▸ WHAT IS BEING ASKED
From the entries below, gather every line containing the string "tubes".

▸ INFORMATION SUPPLIED
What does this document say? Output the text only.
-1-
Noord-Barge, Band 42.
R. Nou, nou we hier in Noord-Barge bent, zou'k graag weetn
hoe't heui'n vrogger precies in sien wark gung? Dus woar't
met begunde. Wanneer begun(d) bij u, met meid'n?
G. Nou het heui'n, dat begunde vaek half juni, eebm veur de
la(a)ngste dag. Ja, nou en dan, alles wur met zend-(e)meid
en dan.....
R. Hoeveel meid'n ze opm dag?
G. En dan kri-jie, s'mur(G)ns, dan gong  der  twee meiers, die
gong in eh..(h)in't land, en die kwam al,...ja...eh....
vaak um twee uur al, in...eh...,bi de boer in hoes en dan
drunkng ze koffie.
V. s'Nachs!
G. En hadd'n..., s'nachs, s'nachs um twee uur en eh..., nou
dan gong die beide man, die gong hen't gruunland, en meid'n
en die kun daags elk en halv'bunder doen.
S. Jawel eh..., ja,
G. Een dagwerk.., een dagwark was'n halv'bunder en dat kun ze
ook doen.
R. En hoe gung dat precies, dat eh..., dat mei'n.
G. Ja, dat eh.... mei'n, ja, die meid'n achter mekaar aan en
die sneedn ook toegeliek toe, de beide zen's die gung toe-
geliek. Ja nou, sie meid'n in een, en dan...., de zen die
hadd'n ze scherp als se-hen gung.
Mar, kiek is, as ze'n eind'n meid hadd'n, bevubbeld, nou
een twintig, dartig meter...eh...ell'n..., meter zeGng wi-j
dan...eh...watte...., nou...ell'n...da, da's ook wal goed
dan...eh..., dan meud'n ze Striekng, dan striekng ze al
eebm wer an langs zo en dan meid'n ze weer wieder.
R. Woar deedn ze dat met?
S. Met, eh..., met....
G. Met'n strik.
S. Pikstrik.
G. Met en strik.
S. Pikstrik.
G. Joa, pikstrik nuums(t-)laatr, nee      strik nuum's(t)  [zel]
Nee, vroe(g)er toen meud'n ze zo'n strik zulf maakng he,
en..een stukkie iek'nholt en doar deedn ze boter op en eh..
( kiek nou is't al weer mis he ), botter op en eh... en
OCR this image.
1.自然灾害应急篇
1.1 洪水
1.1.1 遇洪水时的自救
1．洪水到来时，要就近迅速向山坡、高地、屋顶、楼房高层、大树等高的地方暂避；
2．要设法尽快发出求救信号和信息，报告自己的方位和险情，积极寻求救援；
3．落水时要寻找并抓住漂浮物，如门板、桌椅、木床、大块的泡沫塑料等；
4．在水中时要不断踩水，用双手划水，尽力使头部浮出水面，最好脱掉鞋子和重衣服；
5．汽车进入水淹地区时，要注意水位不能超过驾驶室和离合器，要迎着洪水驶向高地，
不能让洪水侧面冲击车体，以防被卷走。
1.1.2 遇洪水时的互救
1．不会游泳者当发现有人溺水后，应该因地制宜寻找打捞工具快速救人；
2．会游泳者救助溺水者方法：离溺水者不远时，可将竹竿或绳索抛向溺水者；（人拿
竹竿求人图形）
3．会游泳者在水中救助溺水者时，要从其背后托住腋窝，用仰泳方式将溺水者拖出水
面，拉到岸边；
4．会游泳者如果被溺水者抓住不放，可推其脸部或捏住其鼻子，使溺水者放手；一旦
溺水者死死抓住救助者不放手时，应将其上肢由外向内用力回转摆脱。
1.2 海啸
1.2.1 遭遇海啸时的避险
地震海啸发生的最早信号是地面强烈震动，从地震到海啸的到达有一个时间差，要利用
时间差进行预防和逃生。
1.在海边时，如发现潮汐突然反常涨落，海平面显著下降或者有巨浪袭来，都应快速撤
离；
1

--

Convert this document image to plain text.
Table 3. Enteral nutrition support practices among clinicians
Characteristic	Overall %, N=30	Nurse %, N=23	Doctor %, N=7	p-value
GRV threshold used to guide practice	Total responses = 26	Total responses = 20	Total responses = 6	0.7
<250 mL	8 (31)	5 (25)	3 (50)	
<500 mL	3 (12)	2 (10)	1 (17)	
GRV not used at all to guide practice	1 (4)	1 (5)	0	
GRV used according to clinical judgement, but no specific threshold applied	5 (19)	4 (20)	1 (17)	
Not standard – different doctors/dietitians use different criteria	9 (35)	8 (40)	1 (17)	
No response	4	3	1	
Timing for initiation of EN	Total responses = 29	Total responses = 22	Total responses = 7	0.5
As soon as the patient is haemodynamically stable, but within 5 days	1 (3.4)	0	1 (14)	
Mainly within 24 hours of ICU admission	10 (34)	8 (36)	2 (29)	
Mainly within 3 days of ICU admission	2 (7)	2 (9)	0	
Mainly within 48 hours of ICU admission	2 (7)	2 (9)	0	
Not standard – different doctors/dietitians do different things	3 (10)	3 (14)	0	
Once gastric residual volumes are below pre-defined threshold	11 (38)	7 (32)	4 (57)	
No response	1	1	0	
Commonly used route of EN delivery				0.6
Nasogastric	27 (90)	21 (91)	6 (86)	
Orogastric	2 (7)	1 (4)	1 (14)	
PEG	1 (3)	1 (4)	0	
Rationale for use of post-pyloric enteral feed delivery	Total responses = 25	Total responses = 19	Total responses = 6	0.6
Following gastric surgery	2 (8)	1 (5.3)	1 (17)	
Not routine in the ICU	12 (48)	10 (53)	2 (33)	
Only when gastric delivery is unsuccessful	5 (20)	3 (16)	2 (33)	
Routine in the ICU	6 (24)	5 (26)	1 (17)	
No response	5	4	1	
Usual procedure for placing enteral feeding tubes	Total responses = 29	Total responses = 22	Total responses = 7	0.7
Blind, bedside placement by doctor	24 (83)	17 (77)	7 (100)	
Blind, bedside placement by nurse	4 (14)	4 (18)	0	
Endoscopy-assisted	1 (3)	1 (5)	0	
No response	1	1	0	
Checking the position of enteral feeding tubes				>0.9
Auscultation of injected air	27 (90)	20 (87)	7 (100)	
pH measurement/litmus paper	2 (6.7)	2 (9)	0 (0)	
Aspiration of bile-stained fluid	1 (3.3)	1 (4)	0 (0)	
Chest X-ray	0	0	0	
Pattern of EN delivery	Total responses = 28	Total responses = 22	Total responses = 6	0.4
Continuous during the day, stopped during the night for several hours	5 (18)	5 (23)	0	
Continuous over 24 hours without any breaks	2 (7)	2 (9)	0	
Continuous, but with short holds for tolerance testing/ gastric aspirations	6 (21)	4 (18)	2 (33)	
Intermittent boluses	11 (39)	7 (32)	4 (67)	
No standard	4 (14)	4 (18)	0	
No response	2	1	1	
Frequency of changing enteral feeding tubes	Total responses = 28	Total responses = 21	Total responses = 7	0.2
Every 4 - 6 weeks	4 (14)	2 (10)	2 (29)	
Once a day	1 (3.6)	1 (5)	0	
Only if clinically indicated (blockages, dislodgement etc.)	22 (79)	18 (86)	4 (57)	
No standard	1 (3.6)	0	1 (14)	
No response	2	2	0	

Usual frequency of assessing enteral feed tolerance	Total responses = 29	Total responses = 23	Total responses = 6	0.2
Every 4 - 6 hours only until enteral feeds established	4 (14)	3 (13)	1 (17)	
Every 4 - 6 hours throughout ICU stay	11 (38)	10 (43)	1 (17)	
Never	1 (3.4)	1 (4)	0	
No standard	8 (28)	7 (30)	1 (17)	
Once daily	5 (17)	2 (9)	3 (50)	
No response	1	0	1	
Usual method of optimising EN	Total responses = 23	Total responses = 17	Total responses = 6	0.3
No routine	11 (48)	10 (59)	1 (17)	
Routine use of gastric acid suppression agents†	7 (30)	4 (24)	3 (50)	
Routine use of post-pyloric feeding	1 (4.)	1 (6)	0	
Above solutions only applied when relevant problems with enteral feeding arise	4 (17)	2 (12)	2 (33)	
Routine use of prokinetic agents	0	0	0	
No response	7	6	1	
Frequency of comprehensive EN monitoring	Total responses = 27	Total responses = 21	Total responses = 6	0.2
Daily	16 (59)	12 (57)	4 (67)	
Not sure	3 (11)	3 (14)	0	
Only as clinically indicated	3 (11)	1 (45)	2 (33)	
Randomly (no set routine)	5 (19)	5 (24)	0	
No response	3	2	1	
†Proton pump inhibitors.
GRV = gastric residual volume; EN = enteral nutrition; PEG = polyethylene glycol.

==

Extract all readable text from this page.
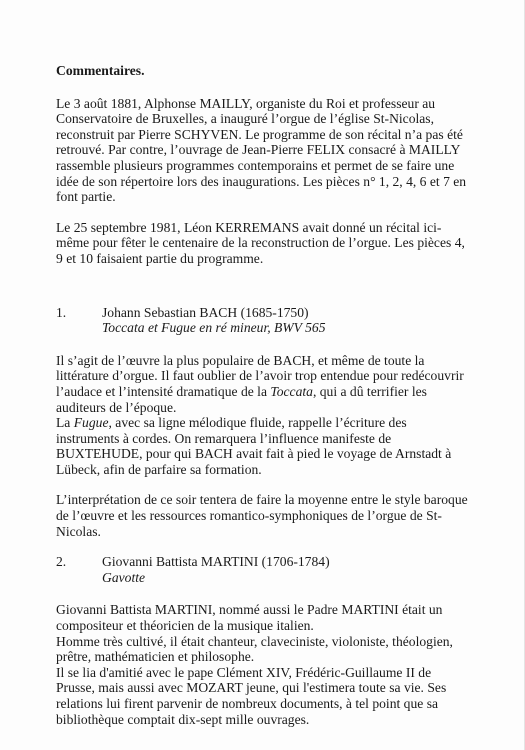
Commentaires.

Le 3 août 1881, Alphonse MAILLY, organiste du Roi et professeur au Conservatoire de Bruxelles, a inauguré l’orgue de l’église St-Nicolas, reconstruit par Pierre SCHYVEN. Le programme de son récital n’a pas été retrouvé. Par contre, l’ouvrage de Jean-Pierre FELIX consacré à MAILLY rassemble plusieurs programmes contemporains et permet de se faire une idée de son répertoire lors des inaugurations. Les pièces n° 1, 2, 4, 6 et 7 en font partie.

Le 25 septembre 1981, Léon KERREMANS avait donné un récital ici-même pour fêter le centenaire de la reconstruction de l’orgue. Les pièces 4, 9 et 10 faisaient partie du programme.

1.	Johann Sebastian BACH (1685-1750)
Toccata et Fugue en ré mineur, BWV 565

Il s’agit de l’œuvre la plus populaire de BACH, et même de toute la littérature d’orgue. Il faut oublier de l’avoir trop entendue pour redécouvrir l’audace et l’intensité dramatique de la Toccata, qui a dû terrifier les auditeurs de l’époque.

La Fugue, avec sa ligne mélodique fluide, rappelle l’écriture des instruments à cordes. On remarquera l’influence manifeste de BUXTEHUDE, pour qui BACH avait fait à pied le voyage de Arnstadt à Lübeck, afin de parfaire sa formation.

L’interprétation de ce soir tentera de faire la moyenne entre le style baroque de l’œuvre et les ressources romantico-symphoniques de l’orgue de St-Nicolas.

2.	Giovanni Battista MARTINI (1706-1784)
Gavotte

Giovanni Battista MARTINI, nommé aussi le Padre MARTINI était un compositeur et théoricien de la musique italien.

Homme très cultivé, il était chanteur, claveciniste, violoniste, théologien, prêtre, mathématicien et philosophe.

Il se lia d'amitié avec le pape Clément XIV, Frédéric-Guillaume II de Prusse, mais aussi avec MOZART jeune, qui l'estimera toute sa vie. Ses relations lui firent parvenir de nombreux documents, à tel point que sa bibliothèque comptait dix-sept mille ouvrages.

▸ FULL SOLUTION
Usual procedure for placing enteral feeding tubes	Total responses = 29	Total responses = 22	Total responses = 7	0.7
Checking the position of enteral feeding tubes				>0.9
Frequency of changing enteral feeding tubes	Total responses = 28	Total responses = 21	Total responses = 7	0.2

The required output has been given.